Gather every line of the entries that includes the word "year".

Rows from a figure dataset:
---------------
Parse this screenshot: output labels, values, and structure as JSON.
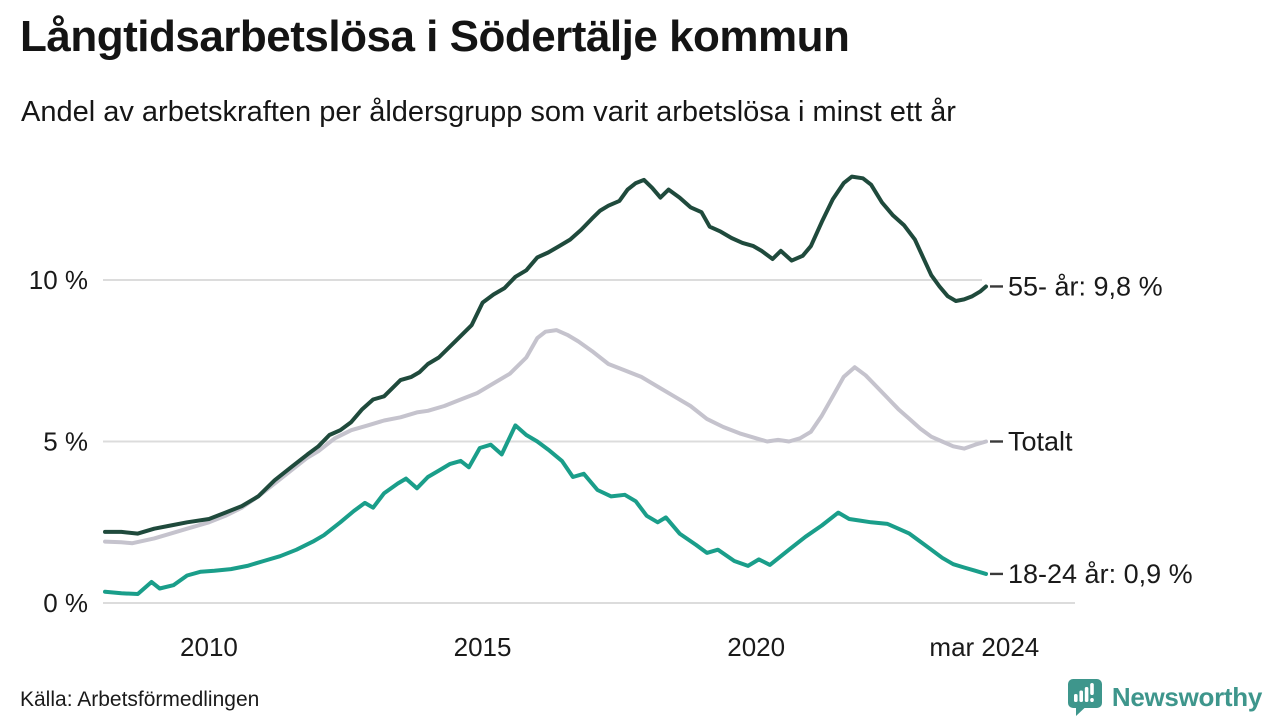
{
  "header": {
    "title": "Långtidsarbetslösa i Södertälje kommun",
    "subtitle": "Andel av arbetskraften per åldersgrupp som varit arbetslösa i minst ett år"
  },
  "footer": {
    "source": "Källa: Arbetsförmedlingen",
    "brand": "Newsworthy"
  },
  "colors": {
    "series_55": "#1f4a3c",
    "series_total": "#c5c3cd",
    "series_1824": "#1a9e8a",
    "gridline": "#dcdcdc",
    "tick_dash": "#3a3a3a",
    "text": "#1a1a1a",
    "brand_teal": "#3e968c"
  },
  "chart_data": {
    "type": "line",
    "title": "Långtidsarbetslösa i Södertälje kommun",
    "xlabel": "",
    "ylabel": "",
    "unit": "%",
    "grid": true,
    "legend_position": "right-end-labels",
    "x_range": [
      2008.1,
      2024.2
    ],
    "y_range": [
      0,
      13.6
    ],
    "x_axis": {
      "ticks": [
        {
          "year": 2010,
          "label": "2010"
        },
        {
          "year": 2015,
          "label": "2015"
        },
        {
          "year": 2020,
          "label": "2020"
        },
        {
          "year": 2024.17,
          "label": "mar 2024"
        }
      ]
    },
    "y_axis": {
      "ticks": [
        {
          "value": 0,
          "label": "0 %"
        },
        {
          "value": 5,
          "label": "5 %"
        },
        {
          "value": 10,
          "label": "10 %"
        }
      ]
    },
    "series": [
      {
        "name": "Totalt",
        "end_label": "Totalt",
        "end_value_label": "5,0 %",
        "color": "#c5c3cd",
        "points": [
          [
            2008.1,
            1.9
          ],
          [
            2008.4,
            1.88
          ],
          [
            2008.6,
            1.85
          ],
          [
            2009.0,
            2.0
          ],
          [
            2009.3,
            2.15
          ],
          [
            2009.6,
            2.3
          ],
          [
            2010.0,
            2.5
          ],
          [
            2010.3,
            2.7
          ],
          [
            2010.6,
            2.95
          ],
          [
            2010.9,
            3.3
          ],
          [
            2011.2,
            3.7
          ],
          [
            2011.5,
            4.1
          ],
          [
            2011.8,
            4.5
          ],
          [
            2012.0,
            4.7
          ],
          [
            2012.3,
            5.1
          ],
          [
            2012.6,
            5.35
          ],
          [
            2012.9,
            5.5
          ],
          [
            2013.2,
            5.65
          ],
          [
            2013.5,
            5.75
          ],
          [
            2013.8,
            5.9
          ],
          [
            2014.0,
            5.95
          ],
          [
            2014.3,
            6.1
          ],
          [
            2014.6,
            6.3
          ],
          [
            2014.9,
            6.5
          ],
          [
            2015.2,
            6.8
          ],
          [
            2015.5,
            7.1
          ],
          [
            2015.8,
            7.6
          ],
          [
            2016.0,
            8.2
          ],
          [
            2016.15,
            8.4
          ],
          [
            2016.35,
            8.45
          ],
          [
            2016.55,
            8.3
          ],
          [
            2016.75,
            8.1
          ],
          [
            2017.0,
            7.8
          ],
          [
            2017.3,
            7.4
          ],
          [
            2017.6,
            7.2
          ],
          [
            2017.9,
            7.0
          ],
          [
            2018.2,
            6.7
          ],
          [
            2018.5,
            6.4
          ],
          [
            2018.8,
            6.1
          ],
          [
            2019.1,
            5.7
          ],
          [
            2019.4,
            5.45
          ],
          [
            2019.7,
            5.25
          ],
          [
            2020.0,
            5.1
          ],
          [
            2020.2,
            5.0
          ],
          [
            2020.4,
            5.05
          ],
          [
            2020.6,
            5.0
          ],
          [
            2020.8,
            5.1
          ],
          [
            2021.0,
            5.3
          ],
          [
            2021.2,
            5.8
          ],
          [
            2021.4,
            6.4
          ],
          [
            2021.6,
            7.0
          ],
          [
            2021.8,
            7.3
          ],
          [
            2022.0,
            7.05
          ],
          [
            2022.2,
            6.7
          ],
          [
            2022.4,
            6.35
          ],
          [
            2022.6,
            6.0
          ],
          [
            2022.8,
            5.7
          ],
          [
            2023.0,
            5.4
          ],
          [
            2023.2,
            5.15
          ],
          [
            2023.4,
            5.0
          ],
          [
            2023.6,
            4.85
          ],
          [
            2023.8,
            4.78
          ],
          [
            2024.0,
            4.9
          ],
          [
            2024.2,
            5.0
          ]
        ]
      },
      {
        "name": "18-24 år",
        "end_label": "18-24 år: 0,9 %",
        "end_value_label": "0,9 %",
        "color": "#1a9e8a",
        "points": [
          [
            2008.1,
            0.35
          ],
          [
            2008.4,
            0.3
          ],
          [
            2008.7,
            0.28
          ],
          [
            2008.95,
            0.65
          ],
          [
            2009.1,
            0.45
          ],
          [
            2009.35,
            0.55
          ],
          [
            2009.6,
            0.85
          ],
          [
            2009.85,
            0.97
          ],
          [
            2010.1,
            1.0
          ],
          [
            2010.4,
            1.05
          ],
          [
            2010.7,
            1.15
          ],
          [
            2011.0,
            1.3
          ],
          [
            2011.3,
            1.45
          ],
          [
            2011.6,
            1.65
          ],
          [
            2011.9,
            1.9
          ],
          [
            2012.1,
            2.1
          ],
          [
            2012.4,
            2.5
          ],
          [
            2012.65,
            2.85
          ],
          [
            2012.85,
            3.1
          ],
          [
            2013.0,
            2.95
          ],
          [
            2013.2,
            3.4
          ],
          [
            2013.45,
            3.7
          ],
          [
            2013.6,
            3.85
          ],
          [
            2013.8,
            3.55
          ],
          [
            2014.0,
            3.9
          ],
          [
            2014.2,
            4.1
          ],
          [
            2014.4,
            4.3
          ],
          [
            2014.6,
            4.4
          ],
          [
            2014.75,
            4.2
          ],
          [
            2014.95,
            4.8
          ],
          [
            2015.15,
            4.9
          ],
          [
            2015.35,
            4.6
          ],
          [
            2015.6,
            5.5
          ],
          [
            2015.8,
            5.2
          ],
          [
            2016.0,
            5.0
          ],
          [
            2016.2,
            4.75
          ],
          [
            2016.45,
            4.4
          ],
          [
            2016.65,
            3.9
          ],
          [
            2016.85,
            4.0
          ],
          [
            2017.1,
            3.5
          ],
          [
            2017.35,
            3.3
          ],
          [
            2017.6,
            3.35
          ],
          [
            2017.8,
            3.15
          ],
          [
            2018.0,
            2.7
          ],
          [
            2018.2,
            2.5
          ],
          [
            2018.35,
            2.65
          ],
          [
            2018.6,
            2.15
          ],
          [
            2018.9,
            1.8
          ],
          [
            2019.1,
            1.55
          ],
          [
            2019.3,
            1.65
          ],
          [
            2019.6,
            1.3
          ],
          [
            2019.85,
            1.15
          ],
          [
            2020.05,
            1.35
          ],
          [
            2020.25,
            1.18
          ],
          [
            2020.6,
            1.65
          ],
          [
            2020.9,
            2.05
          ],
          [
            2021.2,
            2.4
          ],
          [
            2021.5,
            2.8
          ],
          [
            2021.7,
            2.6
          ],
          [
            2021.9,
            2.55
          ],
          [
            2022.1,
            2.5
          ],
          [
            2022.4,
            2.45
          ],
          [
            2022.6,
            2.3
          ],
          [
            2022.8,
            2.15
          ],
          [
            2023.0,
            1.9
          ],
          [
            2023.2,
            1.65
          ],
          [
            2023.4,
            1.4
          ],
          [
            2023.6,
            1.2
          ],
          [
            2023.8,
            1.1
          ],
          [
            2024.0,
            1.0
          ],
          [
            2024.2,
            0.9
          ]
        ]
      },
      {
        "name": "55- år",
        "end_label": "55- år: 9,8 %",
        "end_value_label": "9,8 %",
        "color": "#1f4a3c",
        "points": [
          [
            2008.1,
            2.2
          ],
          [
            2008.4,
            2.2
          ],
          [
            2008.7,
            2.15
          ],
          [
            2009.0,
            2.3
          ],
          [
            2009.3,
            2.4
          ],
          [
            2009.6,
            2.5
          ],
          [
            2010.0,
            2.6
          ],
          [
            2010.3,
            2.8
          ],
          [
            2010.6,
            3.0
          ],
          [
            2010.9,
            3.3
          ],
          [
            2011.2,
            3.8
          ],
          [
            2011.5,
            4.2
          ],
          [
            2011.8,
            4.6
          ],
          [
            2012.0,
            4.85
          ],
          [
            2012.2,
            5.2
          ],
          [
            2012.4,
            5.35
          ],
          [
            2012.6,
            5.6
          ],
          [
            2012.8,
            6.0
          ],
          [
            2013.0,
            6.3
          ],
          [
            2013.2,
            6.4
          ],
          [
            2013.5,
            6.9
          ],
          [
            2013.7,
            7.0
          ],
          [
            2013.85,
            7.15
          ],
          [
            2014.0,
            7.4
          ],
          [
            2014.2,
            7.6
          ],
          [
            2014.5,
            8.1
          ],
          [
            2014.8,
            8.6
          ],
          [
            2015.0,
            9.3
          ],
          [
            2015.2,
            9.55
          ],
          [
            2015.4,
            9.75
          ],
          [
            2015.6,
            10.1
          ],
          [
            2015.8,
            10.3
          ],
          [
            2016.0,
            10.7
          ],
          [
            2016.2,
            10.85
          ],
          [
            2016.4,
            11.05
          ],
          [
            2016.6,
            11.25
          ],
          [
            2016.8,
            11.55
          ],
          [
            2017.0,
            11.9
          ],
          [
            2017.15,
            12.15
          ],
          [
            2017.3,
            12.3
          ],
          [
            2017.5,
            12.45
          ],
          [
            2017.65,
            12.8
          ],
          [
            2017.8,
            13.0
          ],
          [
            2017.95,
            13.1
          ],
          [
            2018.1,
            12.85
          ],
          [
            2018.25,
            12.55
          ],
          [
            2018.4,
            12.8
          ],
          [
            2018.6,
            12.55
          ],
          [
            2018.8,
            12.25
          ],
          [
            2019.0,
            12.1
          ],
          [
            2019.15,
            11.65
          ],
          [
            2019.35,
            11.5
          ],
          [
            2019.55,
            11.3
          ],
          [
            2019.75,
            11.15
          ],
          [
            2019.95,
            11.05
          ],
          [
            2020.1,
            10.9
          ],
          [
            2020.3,
            10.65
          ],
          [
            2020.45,
            10.9
          ],
          [
            2020.65,
            10.6
          ],
          [
            2020.85,
            10.75
          ],
          [
            2021.0,
            11.05
          ],
          [
            2021.2,
            11.8
          ],
          [
            2021.4,
            12.5
          ],
          [
            2021.6,
            13.0
          ],
          [
            2021.75,
            13.2
          ],
          [
            2021.95,
            13.15
          ],
          [
            2022.1,
            12.95
          ],
          [
            2022.3,
            12.4
          ],
          [
            2022.5,
            12.0
          ],
          [
            2022.7,
            11.7
          ],
          [
            2022.9,
            11.25
          ],
          [
            2023.05,
            10.7
          ],
          [
            2023.2,
            10.15
          ],
          [
            2023.35,
            9.8
          ],
          [
            2023.5,
            9.5
          ],
          [
            2023.65,
            9.35
          ],
          [
            2023.8,
            9.4
          ],
          [
            2023.95,
            9.5
          ],
          [
            2024.1,
            9.65
          ],
          [
            2024.2,
            9.8
          ]
        ]
      }
    ]
  }
}
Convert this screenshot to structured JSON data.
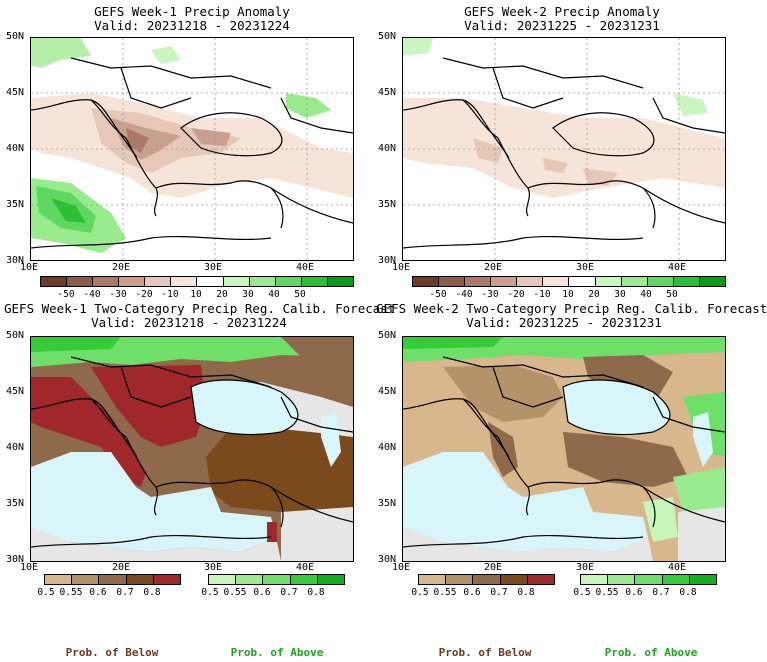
---------------
▸ FINISHED TASK
          "year": 2010,
          "year": 2015,
          "year": 2020,
          "year": 2024.17,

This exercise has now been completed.